● **Written exercise**:
Could you transcribe every record below exactly as written, leaving out any pictures?

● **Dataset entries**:
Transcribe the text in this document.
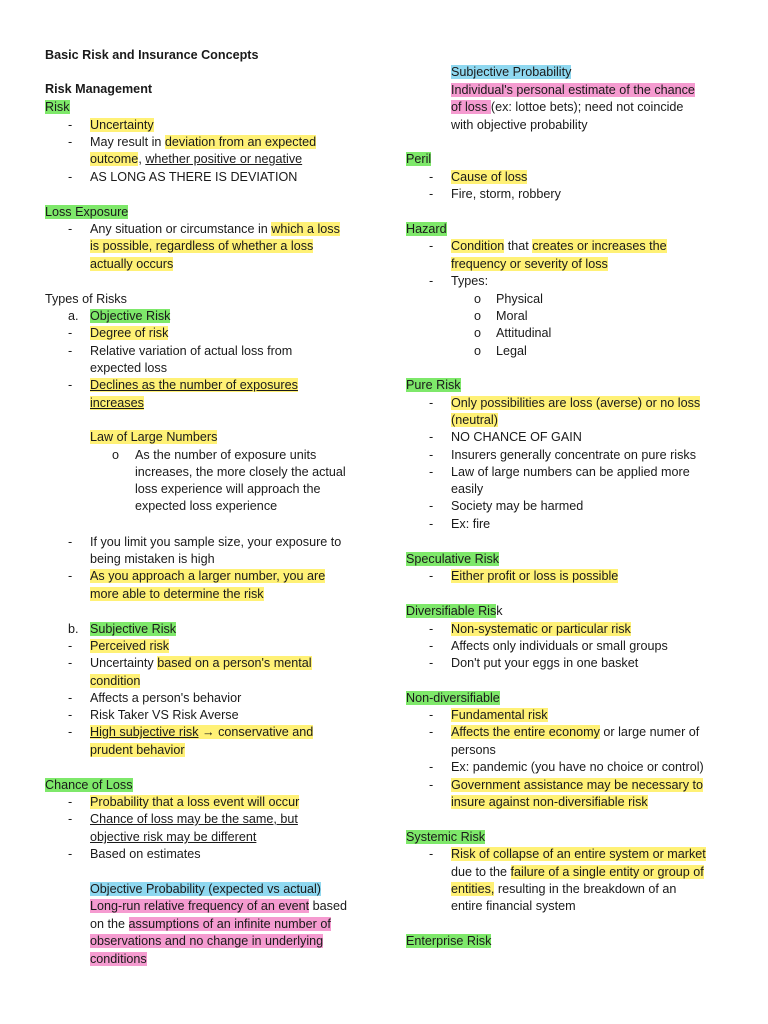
Basic Risk and Insurance Concepts
Risk Management
Risk
- Uncertainty
- May result in deviation from an expected
outcome, whether positive or negative
- AS LONG AS THERE IS DEVIATION
Loss Exposure
- Any situation or circumstance in which a loss
is possible, regardless of whether a loss
actually occurs
Types of Risks
a. Objective Risk
- Degree of risk
- Relative variation of actual loss from
expected loss
- Declines as the number of exposures
increases
Law of Large Numbers
o As the number of exposure units
increases, the more closely the actual
loss experience will approach the
expected loss experience
- If you limit you sample size, your exposure to
being mistaken is high
- As you approach a larger number, you are
more able to determine the risk
b. Subjective Risk
- Perceived risk
- Uncertainty based on a person's mental
condition
- Affects a person's behavior
- Risk Taker VS Risk Averse
- High subjective risk → conservative and
prudent behavior
Chance of Loss
- Probability that a loss event will occur
- Chance of loss may be the same, but
objective risk may be different
- Based on estimates
Objective Probability (expected vs actual)
Long-run relative frequency of an event based
on the assumptions of an infinite number of
observations and no change in underlying
conditions
Subjective Probability
Individual's personal estimate of the chance
of loss (ex: lottoe bets); need not coincide
with objective probability
Peril
- Cause of loss
- Fire, storm, robbery
Hazard
- Condition that creates or increases the
frequency or severity of loss
- Types:
o Physical
o Moral
o Attitudinal
o Legal
Pure Risk
- Only possibilities are loss (averse) or no loss
(neutral)
- NO CHANCE OF GAIN
- Insurers generally concentrate on pure risks
- Law of large numbers can be applied more
easily
- Society may be harmed
- Ex: fire
Speculative Risk
- Either profit or loss is possible
Diversifiable Risk
- Non-systematic or particular risk
- Affects only individuals or small groups
- Don't put your eggs in one basket
Non-diversifiable
- Fundamental risk
- Affects the entire economy or large numer of
persons
- Ex: pandemic (you have no choice or control)
- Government assistance may be necessary to
insure against non-diversifiable risk
Systemic Risk
- Risk of collapse of an entire system or market
due to the failure of a single entity or group of
entities, resulting in the breakdown of an
entire financial system
Enterprise Risk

● **Answer below**:
Transcribe the text in this document.
Basic Risk and Insurance Concepts
Risk Management
Risk
- Uncertainty
- May result in deviation from an expected
outcome, whether positive or negative
- AS LONG AS THERE IS DEVIATION
Loss Exposure
- Any situation or circumstance in which a loss
is possible, regardless of whether a loss
actually occurs
Types of Risks
a. Objective Risk
- Degree of risk
- Relative variation of actual loss from
expected loss
- Declines as the number of exposures
increases
Law of Large Numbers
o As the number of exposure units
increases, the more closely the actual
loss experience will approach the
expected loss experience
- If you limit you sample size, your exposure to
being mistaken is high
- As you approach a larger number, you are
more able to determine the risk
b. Subjective Risk
- Perceived risk
- Uncertainty based on a person's mental
condition
- Affects a person's behavior
- Risk Taker VS Risk Averse
- High subjective risk → conservative and
prudent behavior
Chance of Loss
- Probability that a loss event will occur
- Chance of loss may be the same, but
objective risk may be different
- Based on estimates
Objective Probability (expected vs actual)
Long-run relative frequency of an event based
on the assumptions of an infinite number of
observations and no change in underlying
conditions
Subjective Probability
Individual's personal estimate of the chance
of loss (ex: lottoe bets); need not coincide
with objective probability
Peril
- Cause of loss
- Fire, storm, robbery
Hazard
- Condition that creates or increases the
frequency or severity of loss
- Types:
o Physical
o Moral
o Attitudinal
o Legal
Pure Risk
- Only possibilities are loss (averse) or no loss
(neutral)
- NO CHANCE OF GAIN
- Insurers generally concentrate on pure risks
- Law of large numbers can be applied more
easily
- Society may be harmed
- Ex: fire
Speculative Risk
- Either profit or loss is possible
Diversifiable Risk
- Non-systematic or particular risk
- Affects only individuals or small groups
- Don't put your eggs in one basket
Non-diversifiable
- Fundamental risk
- Affects the entire economy or large numer of
persons
- Ex: pandemic (you have no choice or control)
- Government assistance may be necessary to
insure against non-diversifiable risk
Systemic Risk
- Risk of collapse of an entire system or market
due to the failure of a single entity or group of
entities, resulting in the breakdown of an
entire financial system
Enterprise Risk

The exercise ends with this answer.